Leave out every picture, and restate word for word only the lines from the one containing "Transcribe the text in this document." through the end of the material.

** start **

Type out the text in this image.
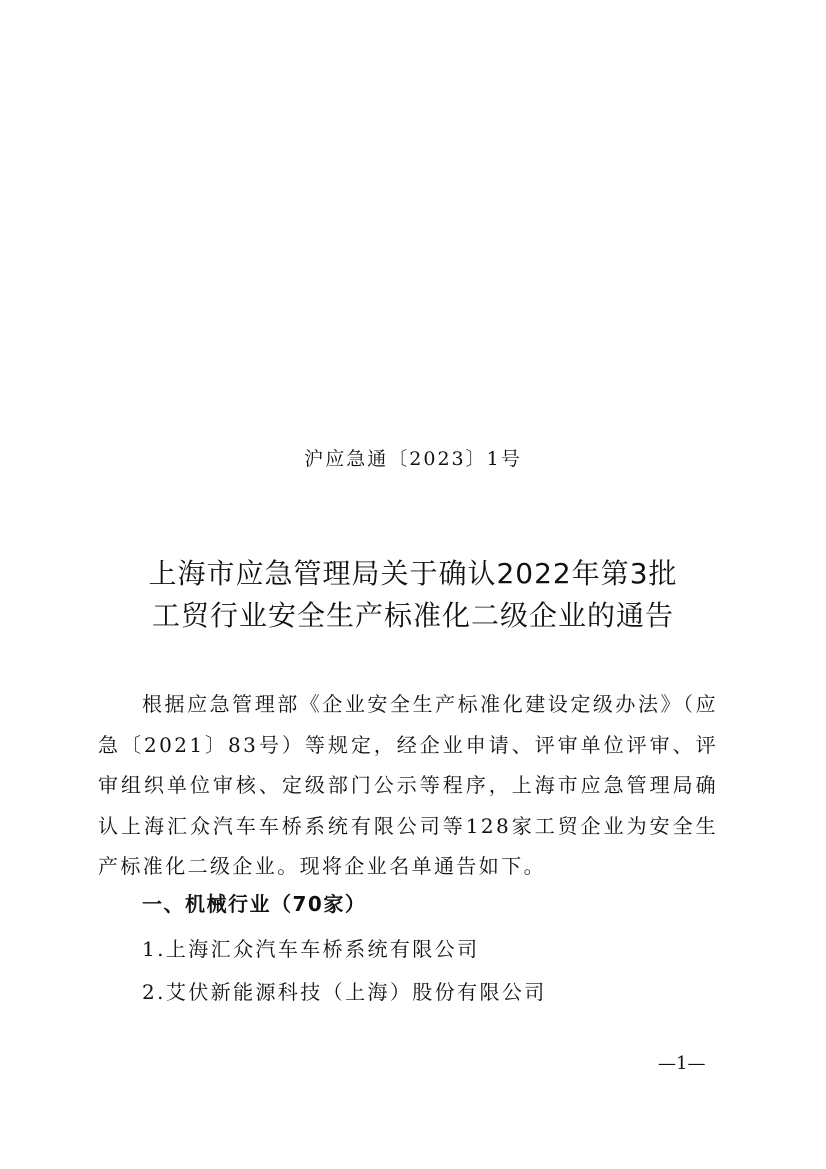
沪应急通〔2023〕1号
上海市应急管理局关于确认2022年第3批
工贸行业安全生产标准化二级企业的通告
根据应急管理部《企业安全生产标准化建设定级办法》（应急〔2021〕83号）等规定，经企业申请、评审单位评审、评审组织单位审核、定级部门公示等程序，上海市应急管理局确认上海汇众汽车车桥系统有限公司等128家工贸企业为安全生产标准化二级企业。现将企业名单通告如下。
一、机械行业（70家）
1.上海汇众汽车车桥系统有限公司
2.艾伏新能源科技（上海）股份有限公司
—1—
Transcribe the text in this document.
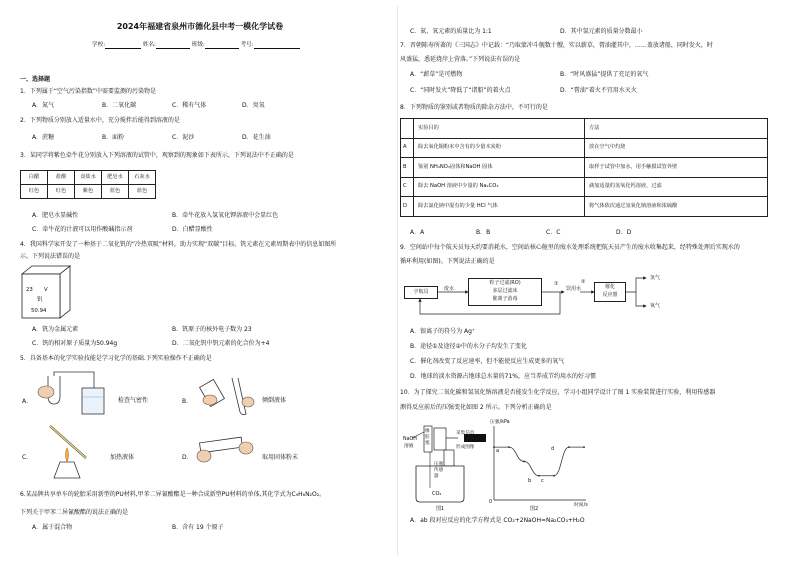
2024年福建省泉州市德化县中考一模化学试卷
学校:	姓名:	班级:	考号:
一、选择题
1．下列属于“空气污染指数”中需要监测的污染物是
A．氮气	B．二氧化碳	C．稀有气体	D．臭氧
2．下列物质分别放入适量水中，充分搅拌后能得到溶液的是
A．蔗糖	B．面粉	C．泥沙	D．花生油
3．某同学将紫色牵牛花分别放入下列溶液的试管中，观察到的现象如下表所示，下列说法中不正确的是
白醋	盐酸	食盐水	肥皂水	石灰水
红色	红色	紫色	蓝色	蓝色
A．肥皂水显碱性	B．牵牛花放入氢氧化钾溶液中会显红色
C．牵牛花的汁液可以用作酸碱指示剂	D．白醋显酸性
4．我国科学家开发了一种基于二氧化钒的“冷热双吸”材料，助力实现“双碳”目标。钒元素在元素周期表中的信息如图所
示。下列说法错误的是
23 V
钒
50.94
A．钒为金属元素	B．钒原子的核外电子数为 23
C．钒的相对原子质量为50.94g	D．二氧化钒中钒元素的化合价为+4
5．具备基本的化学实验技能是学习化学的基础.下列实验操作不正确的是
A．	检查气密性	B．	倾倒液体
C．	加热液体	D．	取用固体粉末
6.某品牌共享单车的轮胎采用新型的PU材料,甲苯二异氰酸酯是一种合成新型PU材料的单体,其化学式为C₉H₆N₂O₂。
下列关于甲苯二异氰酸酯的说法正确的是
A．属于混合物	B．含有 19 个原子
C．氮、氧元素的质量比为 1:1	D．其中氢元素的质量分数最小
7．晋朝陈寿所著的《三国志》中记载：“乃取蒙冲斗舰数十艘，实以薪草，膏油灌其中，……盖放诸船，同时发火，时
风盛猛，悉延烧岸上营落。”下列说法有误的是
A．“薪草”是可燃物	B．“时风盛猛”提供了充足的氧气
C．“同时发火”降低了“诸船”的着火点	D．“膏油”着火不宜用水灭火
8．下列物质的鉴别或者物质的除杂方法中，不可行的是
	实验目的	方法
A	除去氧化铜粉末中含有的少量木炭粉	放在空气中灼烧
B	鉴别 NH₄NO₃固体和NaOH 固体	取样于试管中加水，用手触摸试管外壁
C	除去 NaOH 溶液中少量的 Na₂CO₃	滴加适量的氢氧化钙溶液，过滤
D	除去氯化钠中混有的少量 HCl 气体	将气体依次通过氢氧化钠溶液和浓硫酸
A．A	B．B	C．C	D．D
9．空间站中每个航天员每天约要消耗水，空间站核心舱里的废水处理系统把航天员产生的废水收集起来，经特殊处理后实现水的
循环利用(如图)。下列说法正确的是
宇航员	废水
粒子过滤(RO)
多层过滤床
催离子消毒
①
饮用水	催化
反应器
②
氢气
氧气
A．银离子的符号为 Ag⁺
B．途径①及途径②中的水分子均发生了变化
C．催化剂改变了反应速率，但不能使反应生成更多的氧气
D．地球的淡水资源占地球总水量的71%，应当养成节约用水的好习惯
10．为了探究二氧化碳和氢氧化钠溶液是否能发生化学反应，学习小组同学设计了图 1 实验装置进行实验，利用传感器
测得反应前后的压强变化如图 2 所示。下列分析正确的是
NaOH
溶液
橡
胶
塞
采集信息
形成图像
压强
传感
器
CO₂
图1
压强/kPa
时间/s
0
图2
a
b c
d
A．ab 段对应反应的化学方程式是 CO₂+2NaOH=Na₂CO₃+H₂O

** end **

**FINISHED ANSWER**
Transcribe the text in this document.
2024年福建省泉州市德化县中考一模化学试卷
学校:	姓名:	班级:	考号:
一、选择题
1．下列属于“空气污染指数”中需要监测的污染物是
A．氮气	B．二氧化碳	C．稀有气体	D．臭氧
2．下列物质分别放入适量水中，充分搅拌后能得到溶液的是
A．蔗糖	B．面粉	C．泥沙	D．花生油
3．某同学将紫色牵牛花分别放入下列溶液的试管中，观察到的现象如下表所示，下列说法中不正确的是
白醋	盐酸	食盐水	肥皂水	石灰水
红色	红色	紫色	蓝色	蓝色
A．肥皂水显碱性	B．牵牛花放入氢氧化钾溶液中会显红色
C．牵牛花的汁液可以用作酸碱指示剂	D．白醋显酸性
4．我国科学家开发了一种基于二氧化钒的“冷热双吸”材料，助力实现“双碳”目标。钒元素在元素周期表中的信息如图所
示。下列说法错误的是
23 V
钒
50.94
A．钒为金属元素	B．钒原子的核外电子数为 23
C．钒的相对原子质量为50.94g	D．二氧化钒中钒元素的化合价为+4
5．具备基本的化学实验技能是学习化学的基础.下列实验操作不正确的是
A．	检查气密性	B．	倾倒液体
C．	加热液体	D．	取用固体粉末
6.某品牌共享单车的轮胎采用新型的PU材料,甲苯二异氰酸酯是一种合成新型PU材料的单体,其化学式为C₉H₆N₂O₂。
下列关于甲苯二异氰酸酯的说法正确的是
A．属于混合物	B．含有 19 个原子
C．氮、氧元素的质量比为 1:1	D．其中氢元素的质量分数最小
7．晋朝陈寿所著的《三国志》中记载：“乃取蒙冲斗舰数十艘，实以薪草，膏油灌其中，……盖放诸船，同时发火，时
风盛猛，悉延烧岸上营落。”下列说法有误的是
A．“薪草”是可燃物	B．“时风盛猛”提供了充足的氧气
C．“同时发火”降低了“诸船”的着火点	D．“膏油”着火不宜用水灭火
8．下列物质的鉴别或者物质的除杂方法中，不可行的是
	实验目的	方法
A	除去氧化铜粉末中含有的少量木炭粉	放在空气中灼烧
B	鉴别 NH₄NO₃固体和NaOH 固体	取样于试管中加水，用手触摸试管外壁
C	除去 NaOH 溶液中少量的 Na₂CO₃	滴加适量的氢氧化钙溶液，过滤
D	除去氯化钠中混有的少量 HCl 气体	将气体依次通过氢氧化钠溶液和浓硫酸
A．A	B．B	C．C	D．D
9．空间站中每个航天员每天约要消耗水，空间站核心舱里的废水处理系统把航天员产生的废水收集起来，经特殊处理后实现水的
循环利用(如图)。下列说法正确的是
宇航员	废水
粒子过滤(RO)
多层过滤床
催离子消毒
①
饮用水	催化
反应器
②
氢气
氧气
A．银离子的符号为 Ag⁺
B．途径①及途径②中的水分子均发生了变化
C．催化剂改变了反应速率，但不能使反应生成更多的氧气
D．地球的淡水资源占地球总水量的71%，应当养成节约用水的好习惯
10．为了探究二氧化碳和氢氧化钠溶液是否能发生化学反应，学习小组同学设计了图 1 实验装置进行实验，利用传感器
测得反应前后的压强变化如图 2 所示。下列分析正确的是
NaOH
溶液
橡
胶
塞
采集信息
形成图像
压强
传感
器
CO₂
图1
压强/kPa
时间/s
0
图2
a
b c
d
A．ab 段对应反应的化学方程式是 CO₂+2NaOH=Na₂CO₃+H₂O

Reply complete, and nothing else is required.